*YOUR OBJECTIVE*
Reproduce the self-publishing passage below word for word, between "Are you going to get" and "and be informed.", inclusive.

*SELECTED TEXT*
◆ ◆ ◆
When you are publishing your own work, you are receiving all of the profits. When you are in charge of your product you can set the price. If you are still not sure what to charge, Publishers Weekly have an online article that may help guide you through the pricing delema How to Price a Self Published Ebook?
Once you have written your book, edited it and think you have it ready to publish, you are still only halfway there. What comes next is a whole lot of boring administration. If something happens to your books, it is your responsibility, even if it’s not your fault. As a self published writer you are a self employed small business owner. Who is going to print it? Are you just going to have an Ebook? Where are you going to keep your stock? Andrews spoke of receiving her first print run of books and then realising she needed somewhere to store them all. Do you have space in your garage for all your printed books?
How are you going to monitor online sales?
How are you going to keep track of your stock?
Where are you going to keep your stock?
Are you going to get insurance for your work?
Who is going to distribute the work?
How are people going to know the book exists?
TOP BORING ADMIN TIPS
- Remember that once you begin to self publish you are officially a small business owner.
- Learn about small business and get control of you taxes.
- Know you responsibilities as a self publisher and be informed.
◆ ◆ ◆
*DATASET EXTRACT*

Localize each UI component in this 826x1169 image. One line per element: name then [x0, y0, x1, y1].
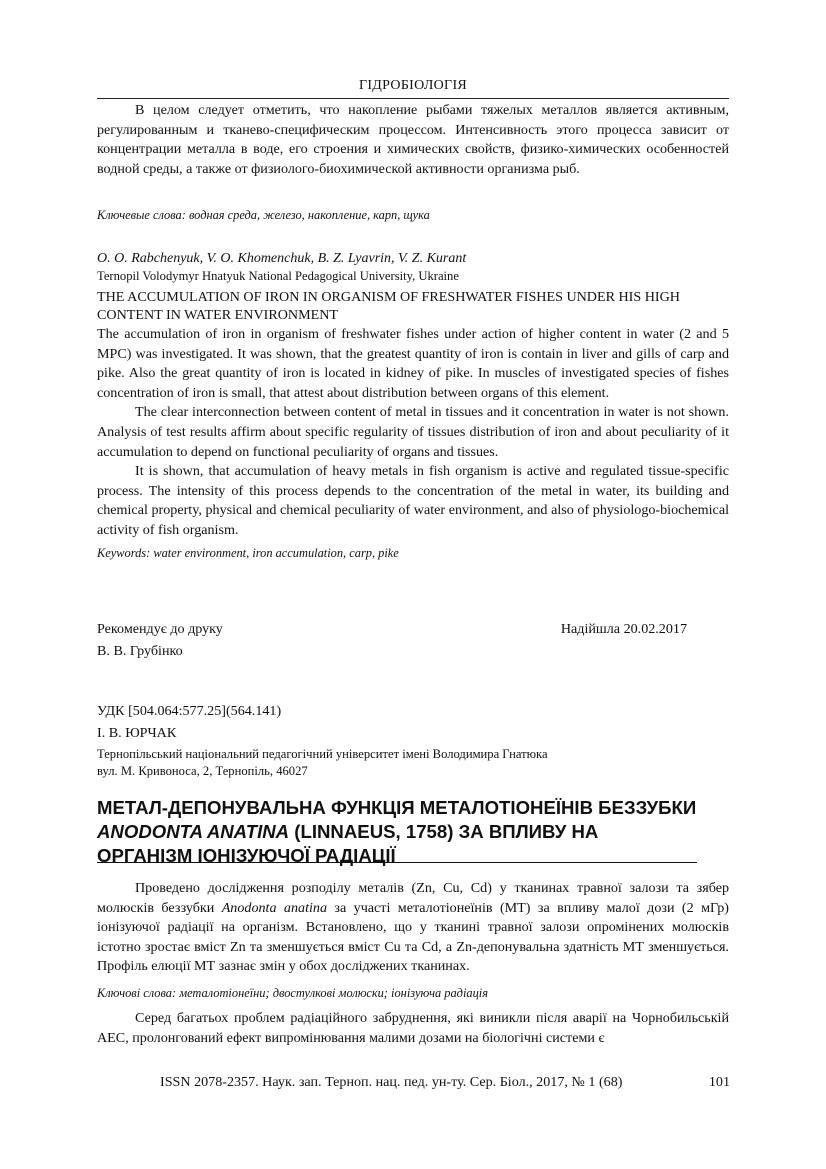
◆ ◆ ◆
*SOLUTION TO THIS EXERCISE*
Are you going to get insurance for your work?
Who is going to distribute the work?
How are people going to know the book exists?
TOP BORING ADMIN TIPS
- Remember that once you begin to self publish you are officially a small business owner.
- Learn about small business and get control of you taxes.
- Know you responsibilities as a self publisher and be informed.